ABOUT THIS EXERCISE:
The full set of lines below has to be duplicated exactly, with no picture kept.
(AVAILABLE RECORDS Opens)
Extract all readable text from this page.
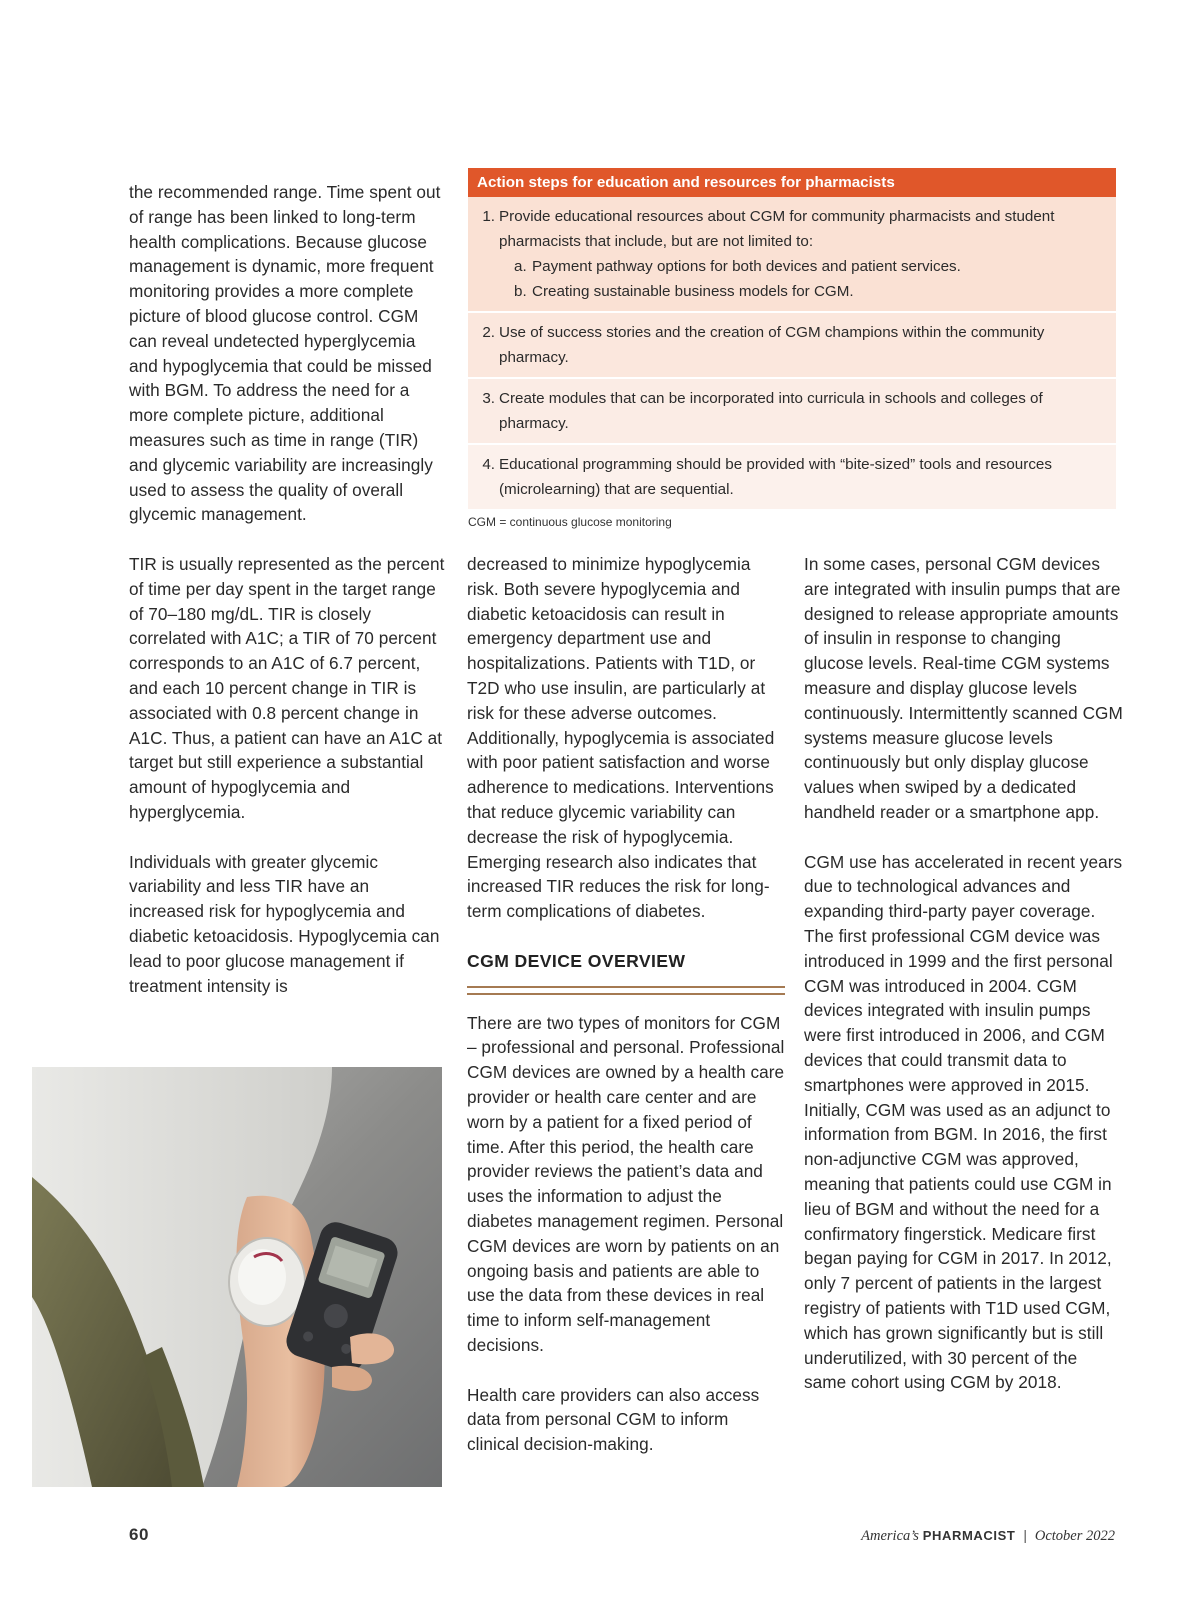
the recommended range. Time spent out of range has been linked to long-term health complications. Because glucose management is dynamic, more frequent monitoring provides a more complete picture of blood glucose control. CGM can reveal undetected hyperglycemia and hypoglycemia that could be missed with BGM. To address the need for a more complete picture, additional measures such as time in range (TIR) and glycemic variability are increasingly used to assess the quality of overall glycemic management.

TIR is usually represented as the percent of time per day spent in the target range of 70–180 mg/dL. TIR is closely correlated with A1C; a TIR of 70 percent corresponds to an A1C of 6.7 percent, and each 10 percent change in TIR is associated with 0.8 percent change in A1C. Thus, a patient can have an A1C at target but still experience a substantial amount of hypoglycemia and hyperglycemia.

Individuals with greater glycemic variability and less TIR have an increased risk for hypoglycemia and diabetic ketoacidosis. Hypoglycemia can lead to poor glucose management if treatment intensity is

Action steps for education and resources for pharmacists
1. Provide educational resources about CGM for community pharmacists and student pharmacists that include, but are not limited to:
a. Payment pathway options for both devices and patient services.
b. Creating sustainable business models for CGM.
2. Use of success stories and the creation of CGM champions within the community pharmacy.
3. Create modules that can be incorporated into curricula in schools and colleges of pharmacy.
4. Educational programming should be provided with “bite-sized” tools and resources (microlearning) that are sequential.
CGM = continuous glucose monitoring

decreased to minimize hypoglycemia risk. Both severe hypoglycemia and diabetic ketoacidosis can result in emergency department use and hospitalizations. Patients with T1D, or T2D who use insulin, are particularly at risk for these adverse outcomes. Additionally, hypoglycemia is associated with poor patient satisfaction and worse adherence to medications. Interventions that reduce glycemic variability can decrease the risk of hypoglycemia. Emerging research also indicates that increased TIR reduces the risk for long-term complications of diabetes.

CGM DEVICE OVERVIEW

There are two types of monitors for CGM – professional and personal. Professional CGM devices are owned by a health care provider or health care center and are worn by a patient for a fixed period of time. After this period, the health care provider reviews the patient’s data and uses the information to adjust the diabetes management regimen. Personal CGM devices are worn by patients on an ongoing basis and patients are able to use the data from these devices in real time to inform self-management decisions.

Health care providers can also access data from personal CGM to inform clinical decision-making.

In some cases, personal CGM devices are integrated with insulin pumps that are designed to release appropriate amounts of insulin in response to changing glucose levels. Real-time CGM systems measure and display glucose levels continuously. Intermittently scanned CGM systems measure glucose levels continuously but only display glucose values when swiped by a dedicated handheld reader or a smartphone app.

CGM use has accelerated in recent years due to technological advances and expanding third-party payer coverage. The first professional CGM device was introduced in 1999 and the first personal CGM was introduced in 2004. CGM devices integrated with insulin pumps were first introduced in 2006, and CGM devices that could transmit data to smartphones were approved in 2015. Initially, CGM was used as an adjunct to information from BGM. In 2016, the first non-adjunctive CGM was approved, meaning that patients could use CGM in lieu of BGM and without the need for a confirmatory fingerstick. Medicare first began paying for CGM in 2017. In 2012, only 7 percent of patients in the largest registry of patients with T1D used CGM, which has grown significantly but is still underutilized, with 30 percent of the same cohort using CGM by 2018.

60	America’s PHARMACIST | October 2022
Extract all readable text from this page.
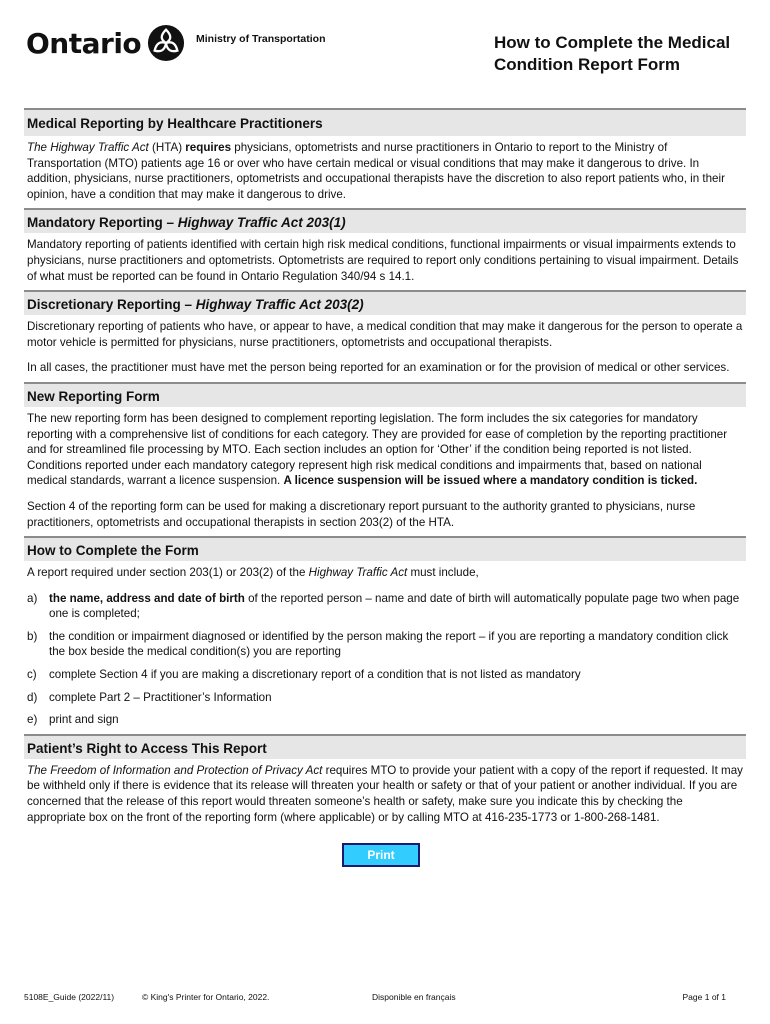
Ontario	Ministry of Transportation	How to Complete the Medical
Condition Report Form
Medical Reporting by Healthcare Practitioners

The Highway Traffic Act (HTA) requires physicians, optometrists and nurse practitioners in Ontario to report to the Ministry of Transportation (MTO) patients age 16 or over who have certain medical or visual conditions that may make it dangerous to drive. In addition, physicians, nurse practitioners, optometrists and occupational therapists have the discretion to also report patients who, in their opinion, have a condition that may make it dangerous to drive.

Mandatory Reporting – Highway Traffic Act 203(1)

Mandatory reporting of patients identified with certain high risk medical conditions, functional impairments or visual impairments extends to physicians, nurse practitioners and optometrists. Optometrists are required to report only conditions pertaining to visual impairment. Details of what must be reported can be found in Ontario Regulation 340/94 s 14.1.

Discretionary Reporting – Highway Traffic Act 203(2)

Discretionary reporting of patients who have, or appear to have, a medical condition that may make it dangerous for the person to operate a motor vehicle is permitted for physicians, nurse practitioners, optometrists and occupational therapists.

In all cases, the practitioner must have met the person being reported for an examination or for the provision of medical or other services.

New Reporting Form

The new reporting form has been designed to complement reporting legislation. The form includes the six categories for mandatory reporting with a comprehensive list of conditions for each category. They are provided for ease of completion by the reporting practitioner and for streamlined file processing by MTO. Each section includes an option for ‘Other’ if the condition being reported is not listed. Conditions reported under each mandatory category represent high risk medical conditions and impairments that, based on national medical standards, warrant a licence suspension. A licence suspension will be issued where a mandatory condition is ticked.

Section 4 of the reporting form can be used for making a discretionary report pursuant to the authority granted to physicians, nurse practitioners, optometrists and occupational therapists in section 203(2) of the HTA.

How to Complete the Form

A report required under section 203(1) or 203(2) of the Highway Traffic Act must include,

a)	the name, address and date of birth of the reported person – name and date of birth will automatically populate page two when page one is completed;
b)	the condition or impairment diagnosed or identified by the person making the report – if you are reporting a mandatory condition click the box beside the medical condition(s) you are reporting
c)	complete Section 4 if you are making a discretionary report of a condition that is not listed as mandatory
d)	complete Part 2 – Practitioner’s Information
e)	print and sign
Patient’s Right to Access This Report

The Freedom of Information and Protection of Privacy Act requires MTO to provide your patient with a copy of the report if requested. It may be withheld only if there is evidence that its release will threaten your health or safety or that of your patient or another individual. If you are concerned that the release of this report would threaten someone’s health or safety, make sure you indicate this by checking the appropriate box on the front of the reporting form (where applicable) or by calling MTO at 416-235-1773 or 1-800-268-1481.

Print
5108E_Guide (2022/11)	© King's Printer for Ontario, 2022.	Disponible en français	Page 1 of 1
(AVAILABLE RECORDS Closes)
EXERCISE SOLUTION:
Extract all readable text from this page.
the recommended range. Time spent out of range has been linked to long-term health complications. Because glucose management is dynamic, more frequent monitoring provides a more complete picture of blood glucose control. CGM can reveal undetected hyperglycemia and hypoglycemia that could be missed with BGM. To address the need for a more complete picture, additional measures such as time in range (TIR) and glycemic variability are increasingly used to assess the quality of overall glycemic management.

TIR is usually represented as the percent of time per day spent in the target range of 70–180 mg/dL. TIR is closely correlated with A1C; a TIR of 70 percent corresponds to an A1C of 6.7 percent, and each 10 percent change in TIR is associated with 0.8 percent change in A1C. Thus, a patient can have an A1C at target but still experience a substantial amount of hypoglycemia and hyperglycemia.

Individuals with greater glycemic variability and less TIR have an increased risk for hypoglycemia and diabetic ketoacidosis. Hypoglycemia can lead to poor glucose management if treatment intensity is

Action steps for education and resources for pharmacists
1. Provide educational resources about CGM for community pharmacists and student pharmacists that include, but are not limited to:
a. Payment pathway options for both devices and patient services.
b. Creating sustainable business models for CGM.
2. Use of success stories and the creation of CGM champions within the community pharmacy.
3. Create modules that can be incorporated into curricula in schools and colleges of pharmacy.
4. Educational programming should be provided with “bite-sized” tools and resources (microlearning) that are sequential.
CGM = continuous glucose monitoring

decreased to minimize hypoglycemia risk. Both severe hypoglycemia and diabetic ketoacidosis can result in emergency department use and hospitalizations. Patients with T1D, or T2D who use insulin, are particularly at risk for these adverse outcomes. Additionally, hypoglycemia is associated with poor patient satisfaction and worse adherence to medications. Interventions that reduce glycemic variability can decrease the risk of hypoglycemia. Emerging research also indicates that increased TIR reduces the risk for long-term complications of diabetes.

CGM DEVICE OVERVIEW

There are two types of monitors for CGM – professional and personal. Professional CGM devices are owned by a health care provider or health care center and are worn by a patient for a fixed period of time. After this period, the health care provider reviews the patient’s data and uses the information to adjust the diabetes management regimen. Personal CGM devices are worn by patients on an ongoing basis and patients are able to use the data from these devices in real time to inform self-management decisions.

Health care providers can also access data from personal CGM to inform clinical decision-making.

In some cases, personal CGM devices are integrated with insulin pumps that are designed to release appropriate amounts of insulin in response to changing glucose levels. Real-time CGM systems measure and display glucose levels continuously. Intermittently scanned CGM systems measure glucose levels continuously but only display glucose values when swiped by a dedicated handheld reader or a smartphone app.

CGM use has accelerated in recent years due to technological advances and expanding third-party payer coverage. The first professional CGM device was introduced in 1999 and the first personal CGM was introduced in 2004. CGM devices integrated with insulin pumps were first introduced in 2006, and CGM devices that could transmit data to smartphones were approved in 2015. Initially, CGM was used as an adjunct to information from BGM. In 2016, the first non-adjunctive CGM was approved, meaning that patients could use CGM in lieu of BGM and without the need for a confirmatory fingerstick. Medicare first began paying for CGM in 2017. In 2012, only 7 percent of patients in the largest registry of patients with T1D used CGM, which has grown significantly but is still underutilized, with 30 percent of the same cohort using CGM by 2018.

60	America’s PHARMACIST | October 2022
Extract all readable text from this page.
Ontario	Ministry of Transportation	How to Complete the Medical
Condition Report Form
Medical Reporting by Healthcare Practitioners

The Highway Traffic Act (HTA) requires physicians, optometrists and nurse practitioners in Ontario to report to the Ministry of Transportation (MTO) patients age 16 or over who have certain medical or visual conditions that may make it dangerous to drive. In addition, physicians, nurse practitioners, optometrists and occupational therapists have the discretion to also report patients who, in their opinion, have a condition that may make it dangerous to drive.

Mandatory Reporting – Highway Traffic Act 203(1)

Mandatory reporting of patients identified with certain high risk medical conditions, functional impairments or visual impairments extends to physicians, nurse practitioners and optometrists. Optometrists are required to report only conditions pertaining to visual impairment. Details of what must be reported can be found in Ontario Regulation 340/94 s 14.1.

Discretionary Reporting – Highway Traffic Act 203(2)

Discretionary reporting of patients who have, or appear to have, a medical condition that may make it dangerous for the person to operate a motor vehicle is permitted for physicians, nurse practitioners, optometrists and occupational therapists.

In all cases, the practitioner must have met the person being reported for an examination or for the provision of medical or other services.

New Reporting Form

The new reporting form has been designed to complement reporting legislation. The form includes the six categories for mandatory reporting with a comprehensive list of conditions for each category. They are provided for ease of completion by the reporting practitioner and for streamlined file processing by MTO. Each section includes an option for ‘Other’ if the condition being reported is not listed. Conditions reported under each mandatory category represent high risk medical conditions and impairments that, based on national medical standards, warrant a licence suspension. A licence suspension will be issued where a mandatory condition is ticked.

Section 4 of the reporting form can be used for making a discretionary report pursuant to the authority granted to physicians, nurse practitioners, optometrists and occupational therapists in section 203(2) of the HTA.

How to Complete the Form

A report required under section 203(1) or 203(2) of the Highway Traffic Act must include,

a)	the name, address and date of birth of the reported person – name and date of birth will automatically populate page two when page one is completed;
b)	the condition or impairment diagnosed or identified by the person making the report – if you are reporting a mandatory condition click the box beside the medical condition(s) you are reporting
c)	complete Section 4 if you are making a discretionary report of a condition that is not listed as mandatory
d)	complete Part 2 – Practitioner’s Information
e)	print and sign
Patient’s Right to Access This Report

The Freedom of Information and Protection of Privacy Act requires MTO to provide your patient with a copy of the report if requested. It may be withheld only if there is evidence that its release will threaten your health or safety or that of your patient or another individual. If you are concerned that the release of this report would threaten someone’s health or safety, make sure you indicate this by checking the appropriate box on the front of the reporting form (where applicable) or by calling MTO at 416-235-1773 or 1-800-268-1481.

Print
5108E_Guide (2022/11)	© King's Printer for Ontario, 2022.	Disponible en français	Page 1 of 1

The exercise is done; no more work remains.